§ **What the task asks**:
Reply only with how many lines contain the word "your".
START Available data
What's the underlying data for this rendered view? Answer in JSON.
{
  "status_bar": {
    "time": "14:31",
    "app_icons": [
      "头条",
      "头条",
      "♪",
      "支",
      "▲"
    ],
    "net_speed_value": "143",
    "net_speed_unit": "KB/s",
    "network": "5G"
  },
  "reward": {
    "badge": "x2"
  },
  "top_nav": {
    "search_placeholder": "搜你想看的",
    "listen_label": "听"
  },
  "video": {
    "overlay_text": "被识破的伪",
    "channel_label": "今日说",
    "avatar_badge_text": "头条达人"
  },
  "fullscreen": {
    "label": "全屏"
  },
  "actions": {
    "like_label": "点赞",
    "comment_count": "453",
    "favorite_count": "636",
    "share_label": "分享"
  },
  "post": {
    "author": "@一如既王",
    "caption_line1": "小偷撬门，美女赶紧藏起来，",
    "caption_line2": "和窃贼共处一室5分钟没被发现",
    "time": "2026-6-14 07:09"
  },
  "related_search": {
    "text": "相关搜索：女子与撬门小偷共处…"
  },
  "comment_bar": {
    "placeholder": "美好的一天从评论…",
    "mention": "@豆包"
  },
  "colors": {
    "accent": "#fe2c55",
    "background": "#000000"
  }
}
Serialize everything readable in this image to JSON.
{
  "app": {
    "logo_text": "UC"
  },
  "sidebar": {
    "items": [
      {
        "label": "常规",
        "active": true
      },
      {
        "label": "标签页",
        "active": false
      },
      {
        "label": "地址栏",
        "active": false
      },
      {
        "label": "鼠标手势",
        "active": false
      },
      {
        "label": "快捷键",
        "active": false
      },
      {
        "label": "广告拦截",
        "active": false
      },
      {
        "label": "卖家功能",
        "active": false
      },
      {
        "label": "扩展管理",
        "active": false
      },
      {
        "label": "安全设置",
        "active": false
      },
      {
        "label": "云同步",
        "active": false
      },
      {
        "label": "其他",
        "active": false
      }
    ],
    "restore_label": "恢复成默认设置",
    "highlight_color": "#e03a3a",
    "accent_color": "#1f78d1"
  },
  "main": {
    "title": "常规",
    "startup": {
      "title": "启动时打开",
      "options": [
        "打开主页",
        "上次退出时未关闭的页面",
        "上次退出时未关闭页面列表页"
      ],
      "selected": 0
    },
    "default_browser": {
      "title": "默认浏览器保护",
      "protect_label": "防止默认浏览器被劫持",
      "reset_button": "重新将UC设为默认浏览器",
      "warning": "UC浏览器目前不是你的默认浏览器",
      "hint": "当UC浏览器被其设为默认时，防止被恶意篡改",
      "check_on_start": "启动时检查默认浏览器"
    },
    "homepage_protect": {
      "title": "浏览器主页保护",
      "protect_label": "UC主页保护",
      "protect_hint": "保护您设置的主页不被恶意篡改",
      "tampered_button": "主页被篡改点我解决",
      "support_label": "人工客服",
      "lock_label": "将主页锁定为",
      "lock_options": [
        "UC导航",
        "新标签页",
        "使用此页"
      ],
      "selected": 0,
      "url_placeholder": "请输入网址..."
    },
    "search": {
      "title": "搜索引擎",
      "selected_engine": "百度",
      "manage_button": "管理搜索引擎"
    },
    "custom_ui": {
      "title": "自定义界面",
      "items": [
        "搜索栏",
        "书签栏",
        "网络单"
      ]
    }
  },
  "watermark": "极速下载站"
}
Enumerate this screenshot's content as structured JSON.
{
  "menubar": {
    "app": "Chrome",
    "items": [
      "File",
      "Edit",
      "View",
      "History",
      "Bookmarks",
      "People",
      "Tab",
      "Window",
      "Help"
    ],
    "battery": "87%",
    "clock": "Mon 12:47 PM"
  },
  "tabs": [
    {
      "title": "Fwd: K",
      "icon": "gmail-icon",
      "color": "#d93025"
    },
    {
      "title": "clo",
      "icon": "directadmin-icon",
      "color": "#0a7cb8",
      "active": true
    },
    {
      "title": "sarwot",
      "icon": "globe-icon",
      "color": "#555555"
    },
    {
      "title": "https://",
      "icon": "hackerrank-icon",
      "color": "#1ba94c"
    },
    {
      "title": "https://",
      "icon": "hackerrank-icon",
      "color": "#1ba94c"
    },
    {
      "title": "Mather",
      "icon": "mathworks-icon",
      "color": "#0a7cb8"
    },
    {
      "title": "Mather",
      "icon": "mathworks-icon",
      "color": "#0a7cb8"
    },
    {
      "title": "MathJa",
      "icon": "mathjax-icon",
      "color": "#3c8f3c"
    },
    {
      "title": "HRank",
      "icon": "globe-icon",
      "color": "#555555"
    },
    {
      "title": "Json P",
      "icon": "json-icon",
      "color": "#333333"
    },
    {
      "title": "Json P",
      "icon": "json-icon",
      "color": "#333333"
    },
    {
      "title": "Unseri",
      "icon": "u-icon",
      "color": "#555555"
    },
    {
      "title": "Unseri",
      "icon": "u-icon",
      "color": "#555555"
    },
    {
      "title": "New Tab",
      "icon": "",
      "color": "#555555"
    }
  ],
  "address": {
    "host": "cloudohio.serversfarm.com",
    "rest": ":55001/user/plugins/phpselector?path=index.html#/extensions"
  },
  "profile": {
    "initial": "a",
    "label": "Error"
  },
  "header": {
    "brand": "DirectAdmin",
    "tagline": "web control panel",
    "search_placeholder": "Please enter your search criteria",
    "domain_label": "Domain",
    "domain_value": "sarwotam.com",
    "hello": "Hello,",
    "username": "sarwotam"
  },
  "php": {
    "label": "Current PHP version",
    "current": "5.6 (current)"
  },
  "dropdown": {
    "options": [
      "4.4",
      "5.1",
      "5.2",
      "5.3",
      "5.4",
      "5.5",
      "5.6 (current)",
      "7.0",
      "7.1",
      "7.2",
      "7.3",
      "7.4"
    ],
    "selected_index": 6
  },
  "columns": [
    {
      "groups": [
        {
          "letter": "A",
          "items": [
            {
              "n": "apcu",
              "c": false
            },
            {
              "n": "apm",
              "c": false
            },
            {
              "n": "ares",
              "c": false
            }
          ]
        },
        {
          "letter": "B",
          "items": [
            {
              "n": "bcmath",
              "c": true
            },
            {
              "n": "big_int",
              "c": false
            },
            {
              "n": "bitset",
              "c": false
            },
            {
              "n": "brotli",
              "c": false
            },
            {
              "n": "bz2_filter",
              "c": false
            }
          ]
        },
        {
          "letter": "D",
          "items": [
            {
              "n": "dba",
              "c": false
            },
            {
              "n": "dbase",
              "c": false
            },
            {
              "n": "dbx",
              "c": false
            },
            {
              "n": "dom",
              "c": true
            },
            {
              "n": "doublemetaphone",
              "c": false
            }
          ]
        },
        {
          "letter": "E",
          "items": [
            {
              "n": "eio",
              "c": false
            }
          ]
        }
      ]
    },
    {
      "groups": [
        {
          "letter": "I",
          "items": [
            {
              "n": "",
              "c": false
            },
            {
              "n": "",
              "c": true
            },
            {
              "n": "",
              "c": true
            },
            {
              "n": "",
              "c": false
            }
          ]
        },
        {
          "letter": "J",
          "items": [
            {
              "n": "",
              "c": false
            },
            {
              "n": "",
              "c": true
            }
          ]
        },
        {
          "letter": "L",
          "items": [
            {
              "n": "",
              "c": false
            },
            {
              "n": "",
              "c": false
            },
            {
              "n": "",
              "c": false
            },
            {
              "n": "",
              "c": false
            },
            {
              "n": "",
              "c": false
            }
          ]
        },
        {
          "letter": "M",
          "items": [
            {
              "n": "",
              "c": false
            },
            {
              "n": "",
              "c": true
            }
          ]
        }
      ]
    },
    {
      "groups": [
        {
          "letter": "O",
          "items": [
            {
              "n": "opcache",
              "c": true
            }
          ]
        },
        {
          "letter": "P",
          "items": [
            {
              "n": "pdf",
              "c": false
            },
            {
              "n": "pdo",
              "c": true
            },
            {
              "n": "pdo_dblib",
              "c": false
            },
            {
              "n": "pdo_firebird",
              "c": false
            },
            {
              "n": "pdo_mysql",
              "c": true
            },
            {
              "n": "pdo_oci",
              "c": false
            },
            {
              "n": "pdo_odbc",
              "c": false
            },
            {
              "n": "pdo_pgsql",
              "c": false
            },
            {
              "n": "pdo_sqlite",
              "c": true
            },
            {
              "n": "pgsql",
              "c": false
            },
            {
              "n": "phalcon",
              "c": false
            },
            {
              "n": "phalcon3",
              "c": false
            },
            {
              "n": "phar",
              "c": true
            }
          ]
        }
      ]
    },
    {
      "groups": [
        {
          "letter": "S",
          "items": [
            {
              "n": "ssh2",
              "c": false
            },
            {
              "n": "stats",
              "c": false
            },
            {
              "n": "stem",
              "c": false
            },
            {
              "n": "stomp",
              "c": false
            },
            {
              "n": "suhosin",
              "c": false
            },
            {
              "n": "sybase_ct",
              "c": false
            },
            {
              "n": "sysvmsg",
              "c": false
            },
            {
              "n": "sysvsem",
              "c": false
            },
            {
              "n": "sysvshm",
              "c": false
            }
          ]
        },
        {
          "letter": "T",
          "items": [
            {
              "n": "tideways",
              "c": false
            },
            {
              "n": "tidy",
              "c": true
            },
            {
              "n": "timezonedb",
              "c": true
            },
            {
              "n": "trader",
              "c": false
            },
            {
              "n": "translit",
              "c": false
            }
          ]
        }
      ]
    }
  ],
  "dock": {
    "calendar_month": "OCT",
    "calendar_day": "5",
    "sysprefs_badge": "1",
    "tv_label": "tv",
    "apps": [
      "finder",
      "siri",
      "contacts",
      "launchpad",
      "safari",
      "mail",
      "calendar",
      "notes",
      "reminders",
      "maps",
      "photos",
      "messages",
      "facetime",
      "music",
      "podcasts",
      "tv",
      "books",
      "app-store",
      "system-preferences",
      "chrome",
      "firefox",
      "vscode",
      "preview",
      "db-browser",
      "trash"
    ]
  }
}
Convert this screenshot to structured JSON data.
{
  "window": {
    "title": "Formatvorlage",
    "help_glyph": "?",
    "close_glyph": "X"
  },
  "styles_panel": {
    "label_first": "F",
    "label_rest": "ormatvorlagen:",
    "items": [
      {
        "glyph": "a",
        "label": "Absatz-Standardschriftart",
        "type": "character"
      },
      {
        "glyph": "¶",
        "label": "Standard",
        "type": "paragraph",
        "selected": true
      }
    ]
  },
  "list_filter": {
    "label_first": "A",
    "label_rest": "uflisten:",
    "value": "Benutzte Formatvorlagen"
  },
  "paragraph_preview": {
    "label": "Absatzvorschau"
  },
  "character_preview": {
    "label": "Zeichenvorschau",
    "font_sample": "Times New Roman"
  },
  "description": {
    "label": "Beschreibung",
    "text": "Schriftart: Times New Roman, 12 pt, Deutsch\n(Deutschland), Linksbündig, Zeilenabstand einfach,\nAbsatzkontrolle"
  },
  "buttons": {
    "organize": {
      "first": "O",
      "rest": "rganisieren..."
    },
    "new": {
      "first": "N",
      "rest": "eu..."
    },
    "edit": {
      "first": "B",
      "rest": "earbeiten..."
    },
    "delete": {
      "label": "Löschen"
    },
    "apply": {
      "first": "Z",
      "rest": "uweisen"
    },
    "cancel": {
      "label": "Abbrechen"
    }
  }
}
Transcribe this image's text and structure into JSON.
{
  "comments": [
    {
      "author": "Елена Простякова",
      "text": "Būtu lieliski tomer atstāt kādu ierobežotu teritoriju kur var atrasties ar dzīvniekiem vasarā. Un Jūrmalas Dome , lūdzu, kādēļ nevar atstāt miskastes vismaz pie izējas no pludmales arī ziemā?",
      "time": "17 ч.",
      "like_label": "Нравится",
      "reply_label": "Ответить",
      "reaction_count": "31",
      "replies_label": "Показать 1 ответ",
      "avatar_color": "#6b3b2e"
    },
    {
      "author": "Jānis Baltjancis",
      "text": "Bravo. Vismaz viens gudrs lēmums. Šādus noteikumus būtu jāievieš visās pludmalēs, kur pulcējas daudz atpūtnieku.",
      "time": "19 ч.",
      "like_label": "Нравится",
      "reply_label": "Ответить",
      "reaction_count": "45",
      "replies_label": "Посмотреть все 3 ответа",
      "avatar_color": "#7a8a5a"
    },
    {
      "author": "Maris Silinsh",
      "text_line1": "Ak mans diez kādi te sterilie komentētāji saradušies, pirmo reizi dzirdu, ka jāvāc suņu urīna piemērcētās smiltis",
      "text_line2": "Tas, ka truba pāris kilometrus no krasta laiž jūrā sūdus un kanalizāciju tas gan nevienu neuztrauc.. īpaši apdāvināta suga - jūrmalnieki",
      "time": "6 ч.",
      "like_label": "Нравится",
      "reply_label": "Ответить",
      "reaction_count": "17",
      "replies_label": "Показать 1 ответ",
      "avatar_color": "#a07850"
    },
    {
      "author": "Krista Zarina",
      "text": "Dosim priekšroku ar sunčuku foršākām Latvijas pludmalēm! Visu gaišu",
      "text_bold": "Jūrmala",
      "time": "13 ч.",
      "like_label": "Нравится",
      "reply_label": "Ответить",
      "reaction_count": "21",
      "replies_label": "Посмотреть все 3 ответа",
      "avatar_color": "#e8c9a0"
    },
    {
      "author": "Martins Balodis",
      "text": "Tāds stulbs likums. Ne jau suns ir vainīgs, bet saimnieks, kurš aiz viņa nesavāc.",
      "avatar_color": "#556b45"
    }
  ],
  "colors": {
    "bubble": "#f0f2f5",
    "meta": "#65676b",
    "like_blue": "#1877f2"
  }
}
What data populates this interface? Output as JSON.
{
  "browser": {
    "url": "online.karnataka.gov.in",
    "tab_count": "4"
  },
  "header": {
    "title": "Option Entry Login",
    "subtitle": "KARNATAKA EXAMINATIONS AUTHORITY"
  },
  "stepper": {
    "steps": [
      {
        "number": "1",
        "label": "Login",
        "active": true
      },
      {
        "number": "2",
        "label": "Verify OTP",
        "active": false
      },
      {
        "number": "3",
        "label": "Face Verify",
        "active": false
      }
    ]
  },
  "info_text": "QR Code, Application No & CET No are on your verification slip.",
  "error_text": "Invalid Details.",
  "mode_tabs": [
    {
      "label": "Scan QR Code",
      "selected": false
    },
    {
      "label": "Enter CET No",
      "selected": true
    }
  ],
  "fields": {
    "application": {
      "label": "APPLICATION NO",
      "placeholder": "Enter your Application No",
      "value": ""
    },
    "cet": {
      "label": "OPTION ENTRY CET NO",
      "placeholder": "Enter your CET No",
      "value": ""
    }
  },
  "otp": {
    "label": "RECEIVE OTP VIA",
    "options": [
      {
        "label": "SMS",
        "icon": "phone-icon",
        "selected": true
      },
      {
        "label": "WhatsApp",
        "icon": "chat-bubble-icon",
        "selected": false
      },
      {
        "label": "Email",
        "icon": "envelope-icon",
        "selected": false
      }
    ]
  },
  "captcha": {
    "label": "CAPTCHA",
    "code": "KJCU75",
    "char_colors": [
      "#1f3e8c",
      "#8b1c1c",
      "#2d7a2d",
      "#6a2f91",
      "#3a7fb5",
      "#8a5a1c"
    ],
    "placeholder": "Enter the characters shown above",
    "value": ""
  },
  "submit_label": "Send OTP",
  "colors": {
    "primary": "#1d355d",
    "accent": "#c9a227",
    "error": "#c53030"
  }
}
END Available data
§ **The reply**:
4